### Your goal
Gather all lines from the material that contain the word "number".
====================
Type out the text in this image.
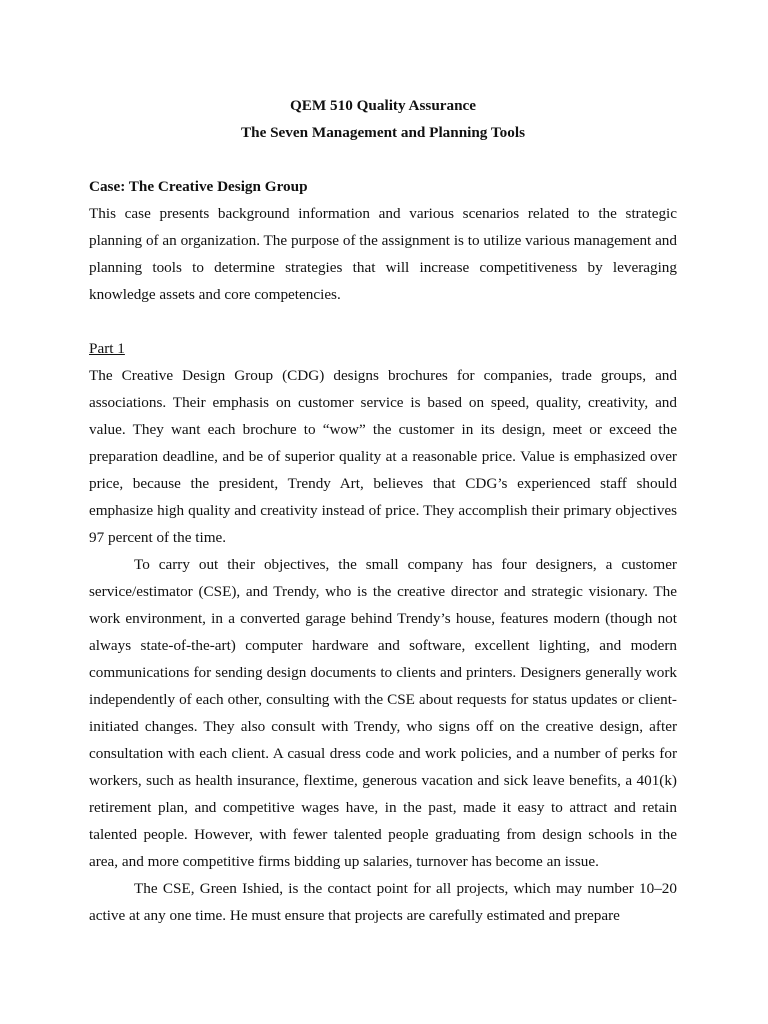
QEM 510 Quality Assurance

The Seven Management and Planning Tools

Case: The Creative Design Group

This case presents background information and various scenarios related to the strategic planning of an organization. The purpose of the assignment is to utilize various management and planning tools to determine strategies that will increase competitiveness by leveraging knowledge assets and core competencies.

Part 1

The Creative Design Group (CDG) designs brochures for companies, trade groups, and associations. Their emphasis on customer service is based on speed, quality, creativity, and value. They want each brochure to “wow” the customer in its design, meet or exceed the preparation deadline, and be of superior quality at a reasonable price. Value is emphasized over price, because the president, Trendy Art, believes that CDG’s experienced staff should emphasize high quality and creativity instead of price. They accomplish their primary objectives 97 percent of the time.

To carry out their objectives, the small company has four designers, a customer service/estimator (CSE), and Trendy, who is the creative director and strategic visionary. The work environment, in a converted garage behind Trendy’s house, features modern (though not always state-of-the-art) computer hardware and software, excellent lighting, and modern communications for sending design documents to clients and printers. Designers generally work independently of each other, consulting with the CSE about requests for status updates or client-initiated changes. They also consult with Trendy, who signs off on the creative design, after consultation with each client. A casual dress code and work policies, and a number of perks for workers, such as health insurance, flextime, generous vacation and sick leave benefits, a 401(k) retirement plan, and competitive wages have, in the past, made it easy to attract and retain talented people. However, with fewer talented people graduating from design schools in the area, and more competitive firms bidding up salaries, turnover has become an issue.

The CSE, Green Ishied, is the contact point for all projects, which may number 10–20 active at any one time. He must ensure that projects are carefully estimated and prepare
====================
### Full response
To carry out their objectives, the small company has four designers, a customer service/estimator (CSE), and Trendy, who is the creative director and strategic visionary. The work environment, in a converted garage behind Trendy’s house, features modern (though not always state-of-the-art) computer hardware and software, excellent lighting, and modern communications for sending design documents to clients and printers. Designers generally work independently of each other, consulting with the CSE about requests for status updates or client-initiated changes. They also consult with Trendy, who signs off on the creative design, after consultation with each client. A casual dress code and work policies, and a number of perks for workers, such as health insurance, flextime, generous vacation and sick leave benefits, a 401(k) retirement plan, and competitive wages have, in the past, made it easy to attract and retain talented people. However, with fewer talented people graduating from design schools in the area, and more competitive firms bidding up salaries, turnover has become an issue.
The CSE, Green Ishied, is the contact point for all projects, which may number 10–20 active at any one time. He must ensure that projects are carefully estimated and prepare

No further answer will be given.